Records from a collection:
(begin)

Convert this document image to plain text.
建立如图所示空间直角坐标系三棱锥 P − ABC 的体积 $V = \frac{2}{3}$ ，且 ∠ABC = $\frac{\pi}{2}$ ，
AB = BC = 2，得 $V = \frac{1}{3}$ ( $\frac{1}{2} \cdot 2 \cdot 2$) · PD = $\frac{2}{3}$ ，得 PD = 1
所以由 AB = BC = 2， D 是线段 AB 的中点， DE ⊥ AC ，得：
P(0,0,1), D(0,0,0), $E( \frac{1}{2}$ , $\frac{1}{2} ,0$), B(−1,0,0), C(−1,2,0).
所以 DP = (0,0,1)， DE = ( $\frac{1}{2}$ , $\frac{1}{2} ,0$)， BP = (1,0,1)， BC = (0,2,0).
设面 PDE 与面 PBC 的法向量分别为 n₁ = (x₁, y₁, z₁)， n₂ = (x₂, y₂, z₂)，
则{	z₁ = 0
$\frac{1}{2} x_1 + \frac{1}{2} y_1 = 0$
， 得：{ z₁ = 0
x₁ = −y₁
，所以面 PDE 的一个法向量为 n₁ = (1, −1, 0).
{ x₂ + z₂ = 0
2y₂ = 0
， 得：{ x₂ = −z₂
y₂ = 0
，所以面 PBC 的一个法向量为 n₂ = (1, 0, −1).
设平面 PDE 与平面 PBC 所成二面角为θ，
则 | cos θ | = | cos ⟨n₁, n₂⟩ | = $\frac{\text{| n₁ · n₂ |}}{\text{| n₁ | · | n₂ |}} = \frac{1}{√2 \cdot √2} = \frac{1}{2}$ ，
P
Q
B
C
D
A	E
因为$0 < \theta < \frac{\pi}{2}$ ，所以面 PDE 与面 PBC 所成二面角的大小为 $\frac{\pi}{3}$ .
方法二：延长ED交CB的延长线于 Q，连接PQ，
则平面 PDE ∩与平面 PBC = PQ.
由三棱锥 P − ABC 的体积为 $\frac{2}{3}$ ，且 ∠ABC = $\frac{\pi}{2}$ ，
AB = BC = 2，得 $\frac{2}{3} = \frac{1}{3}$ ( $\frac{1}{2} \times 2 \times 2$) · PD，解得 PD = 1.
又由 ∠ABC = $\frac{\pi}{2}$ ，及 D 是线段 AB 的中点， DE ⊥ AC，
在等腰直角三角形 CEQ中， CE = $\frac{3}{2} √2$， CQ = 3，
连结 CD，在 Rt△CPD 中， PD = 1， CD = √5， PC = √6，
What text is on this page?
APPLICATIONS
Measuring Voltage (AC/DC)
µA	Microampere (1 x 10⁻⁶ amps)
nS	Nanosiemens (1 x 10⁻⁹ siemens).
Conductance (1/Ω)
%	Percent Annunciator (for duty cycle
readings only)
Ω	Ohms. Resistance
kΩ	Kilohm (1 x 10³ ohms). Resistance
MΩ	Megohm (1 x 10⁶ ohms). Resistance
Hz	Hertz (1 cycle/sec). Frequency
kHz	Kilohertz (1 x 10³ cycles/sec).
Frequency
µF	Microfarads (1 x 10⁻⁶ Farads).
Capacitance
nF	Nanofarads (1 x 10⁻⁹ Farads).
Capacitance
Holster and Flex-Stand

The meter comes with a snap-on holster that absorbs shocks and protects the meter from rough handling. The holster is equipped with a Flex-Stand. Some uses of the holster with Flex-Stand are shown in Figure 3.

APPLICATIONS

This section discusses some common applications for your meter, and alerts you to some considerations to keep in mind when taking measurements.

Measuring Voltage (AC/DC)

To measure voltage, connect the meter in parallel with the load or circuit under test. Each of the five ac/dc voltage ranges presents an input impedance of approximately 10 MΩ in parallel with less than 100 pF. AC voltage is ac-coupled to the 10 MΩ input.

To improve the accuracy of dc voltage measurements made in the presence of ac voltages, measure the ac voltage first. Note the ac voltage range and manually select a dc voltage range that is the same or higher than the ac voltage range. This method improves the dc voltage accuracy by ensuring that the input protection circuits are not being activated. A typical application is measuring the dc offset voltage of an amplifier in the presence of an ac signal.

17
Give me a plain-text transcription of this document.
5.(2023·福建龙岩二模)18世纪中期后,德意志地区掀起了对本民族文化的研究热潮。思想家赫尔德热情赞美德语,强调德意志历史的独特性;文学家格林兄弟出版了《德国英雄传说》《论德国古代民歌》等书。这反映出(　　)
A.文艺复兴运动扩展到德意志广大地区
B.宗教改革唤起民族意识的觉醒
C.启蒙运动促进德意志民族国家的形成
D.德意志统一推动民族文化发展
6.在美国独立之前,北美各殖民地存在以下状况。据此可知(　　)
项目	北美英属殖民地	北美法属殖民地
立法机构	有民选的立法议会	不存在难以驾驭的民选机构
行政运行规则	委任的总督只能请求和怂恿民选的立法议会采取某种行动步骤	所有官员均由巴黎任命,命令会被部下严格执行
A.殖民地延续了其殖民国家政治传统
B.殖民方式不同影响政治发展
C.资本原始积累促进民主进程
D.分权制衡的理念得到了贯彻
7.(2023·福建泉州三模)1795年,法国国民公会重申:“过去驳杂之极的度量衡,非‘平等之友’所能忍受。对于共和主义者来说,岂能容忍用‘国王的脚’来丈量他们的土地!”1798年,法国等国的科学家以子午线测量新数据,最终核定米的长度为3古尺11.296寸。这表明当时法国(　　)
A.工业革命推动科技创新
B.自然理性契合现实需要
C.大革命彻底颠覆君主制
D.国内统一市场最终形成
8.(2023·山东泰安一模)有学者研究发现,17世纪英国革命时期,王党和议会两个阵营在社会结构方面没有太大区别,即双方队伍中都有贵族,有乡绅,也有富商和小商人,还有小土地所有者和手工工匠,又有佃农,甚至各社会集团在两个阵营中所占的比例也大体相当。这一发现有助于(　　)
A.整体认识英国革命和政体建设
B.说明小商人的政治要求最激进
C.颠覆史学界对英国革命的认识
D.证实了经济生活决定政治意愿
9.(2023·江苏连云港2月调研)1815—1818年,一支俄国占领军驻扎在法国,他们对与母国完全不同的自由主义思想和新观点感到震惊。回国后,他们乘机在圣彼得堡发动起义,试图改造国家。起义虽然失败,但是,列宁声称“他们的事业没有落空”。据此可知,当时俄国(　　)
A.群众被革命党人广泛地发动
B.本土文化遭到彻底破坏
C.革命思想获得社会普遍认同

(end)

## AIM
Your task is to transcribe the listing above in full, exactly as given.

## REPLY
Convert this document image to plain text.
建立如图所示空间直角坐标系三棱锥 P − ABC 的体积 $V = \frac{2}{3}$ ，且 ∠ABC = $\frac{\pi}{2}$ ，
AB = BC = 2，得 $V = \frac{1}{3}$ ( $\frac{1}{2} \cdot 2 \cdot 2$) · PD = $\frac{2}{3}$ ，得 PD = 1
所以由 AB = BC = 2， D 是线段 AB 的中点， DE ⊥ AC ，得：
P(0,0,1), D(0,0,0), $E( \frac{1}{2}$ , $\frac{1}{2} ,0$), B(−1,0,0), C(−1,2,0).
所以 DP = (0,0,1)， DE = ( $\frac{1}{2}$ , $\frac{1}{2} ,0$)， BP = (1,0,1)， BC = (0,2,0).
设面 PDE 与面 PBC 的法向量分别为 n₁ = (x₁, y₁, z₁)， n₂ = (x₂, y₂, z₂)，
则{	z₁ = 0
$\frac{1}{2} x_1 + \frac{1}{2} y_1 = 0$
， 得：{ z₁ = 0
x₁ = −y₁
，所以面 PDE 的一个法向量为 n₁ = (1, −1, 0).
{ x₂ + z₂ = 0
2y₂ = 0
， 得：{ x₂ = −z₂
y₂ = 0
，所以面 PBC 的一个法向量为 n₂ = (1, 0, −1).
设平面 PDE 与平面 PBC 所成二面角为θ，
则 | cos θ | = | cos ⟨n₁, n₂⟩ | = $\frac{\text{| n₁ · n₂ |}}{\text{| n₁ | · | n₂ |}} = \frac{1}{√2 \cdot √2} = \frac{1}{2}$ ，
P
Q
B
C
D
A	E
因为$0 < \theta < \frac{\pi}{2}$ ，所以面 PDE 与面 PBC 所成二面角的大小为 $\frac{\pi}{3}$ .
方法二：延长ED交CB的延长线于 Q，连接PQ，
则平面 PDE ∩与平面 PBC = PQ.
由三棱锥 P − ABC 的体积为 $\frac{2}{3}$ ，且 ∠ABC = $\frac{\pi}{2}$ ，
AB = BC = 2，得 $\frac{2}{3} = \frac{1}{3}$ ( $\frac{1}{2} \times 2 \times 2$) · PD，解得 PD = 1.
又由 ∠ABC = $\frac{\pi}{2}$ ，及 D 是线段 AB 的中点， DE ⊥ AC，
在等腰直角三角形 CEQ中， CE = $\frac{3}{2} √2$， CQ = 3，
连结 CD，在 Rt△CPD 中， PD = 1， CD = √5， PC = √6，
What text is on this page?
APPLICATIONS
Measuring Voltage (AC/DC)
µA	Microampere (1 x 10⁻⁶ amps)
nS	Nanosiemens (1 x 10⁻⁹ siemens).
Conductance (1/Ω)
%	Percent Annunciator (for duty cycle
readings only)
Ω	Ohms. Resistance
kΩ	Kilohm (1 x 10³ ohms). Resistance
MΩ	Megohm (1 x 10⁶ ohms). Resistance
Hz	Hertz (1 cycle/sec). Frequency
kHz	Kilohertz (1 x 10³ cycles/sec).
Frequency
µF	Microfarads (1 x 10⁻⁶ Farads).
Capacitance
nF	Nanofarads (1 x 10⁻⁹ Farads).
Capacitance
Holster and Flex-Stand

The meter comes with a snap-on holster that absorbs shocks and protects the meter from rough handling. The holster is equipped with a Flex-Stand. Some uses of the holster with Flex-Stand are shown in Figure 3.

APPLICATIONS

This section discusses some common applications for your meter, and alerts you to some considerations to keep in mind when taking measurements.

Measuring Voltage (AC/DC)

To measure voltage, connect the meter in parallel with the load or circuit under test. Each of the five ac/dc voltage ranges presents an input impedance of approximately 10 MΩ in parallel with less than 100 pF. AC voltage is ac-coupled to the 10 MΩ input.

To improve the accuracy of dc voltage measurements made in the presence of ac voltages, measure the ac voltage first. Note the ac voltage range and manually select a dc voltage range that is the same or higher than the ac voltage range. This method improves the dc voltage accuracy by ensuring that the input protection circuits are not being activated. A typical application is measuring the dc offset voltage of an amplifier in the presence of an ac signal.

17
Give me a plain-text transcription of this document.
5.(2023·福建龙岩二模)18世纪中期后,德意志地区掀起了对本民族文化的研究热潮。思想家赫尔德热情赞美德语,强调德意志历史的独特性;文学家格林兄弟出版了《德国英雄传说》《论德国古代民歌》等书。这反映出(　　)
A.文艺复兴运动扩展到德意志广大地区
B.宗教改革唤起民族意识的觉醒
C.启蒙运动促进德意志民族国家的形成
D.德意志统一推动民族文化发展
6.在美国独立之前,北美各殖民地存在以下状况。据此可知(　　)
项目	北美英属殖民地	北美法属殖民地
立法机构	有民选的立法议会	不存在难以驾驭的民选机构
行政运行规则	委任的总督只能请求和怂恿民选的立法议会采取某种行动步骤	所有官员均由巴黎任命,命令会被部下严格执行
A.殖民地延续了其殖民国家政治传统
B.殖民方式不同影响政治发展
C.资本原始积累促进民主进程
D.分权制衡的理念得到了贯彻
7.(2023·福建泉州三模)1795年,法国国民公会重申:“过去驳杂之极的度量衡,非‘平等之友’所能忍受。对于共和主义者来说,岂能容忍用‘国王的脚’来丈量他们的土地!”1798年,法国等国的科学家以子午线测量新数据,最终核定米的长度为3古尺11.296寸。这表明当时法国(　　)
A.工业革命推动科技创新
B.自然理性契合现实需要
C.大革命彻底颠覆君主制
D.国内统一市场最终形成
8.(2023·山东泰安一模)有学者研究发现,17世纪英国革命时期,王党和议会两个阵营在社会结构方面没有太大区别,即双方队伍中都有贵族,有乡绅,也有富商和小商人,还有小土地所有者和手工工匠,又有佃农,甚至各社会集团在两个阵营中所占的比例也大体相当。这一发现有助于(　　)
A.整体认识英国革命和政体建设
B.说明小商人的政治要求最激进
C.颠覆史学界对英国革命的认识
D.证实了经济生活决定政治意愿
9.(2023·江苏连云港2月调研)1815—1818年,一支俄国占领军驻扎在法国,他们对与母国完全不同的自由主义思想和新观点感到震惊。回国后,他们乘机在圣彼得堡发动起义,试图改造国家。起义虽然失败,但是,列宁声称“他们的事业没有落空”。据此可知,当时俄国(　　)
A.群众被革命党人广泛地发动
B.本土文化遭到彻底破坏
C.革命思想获得社会普遍认同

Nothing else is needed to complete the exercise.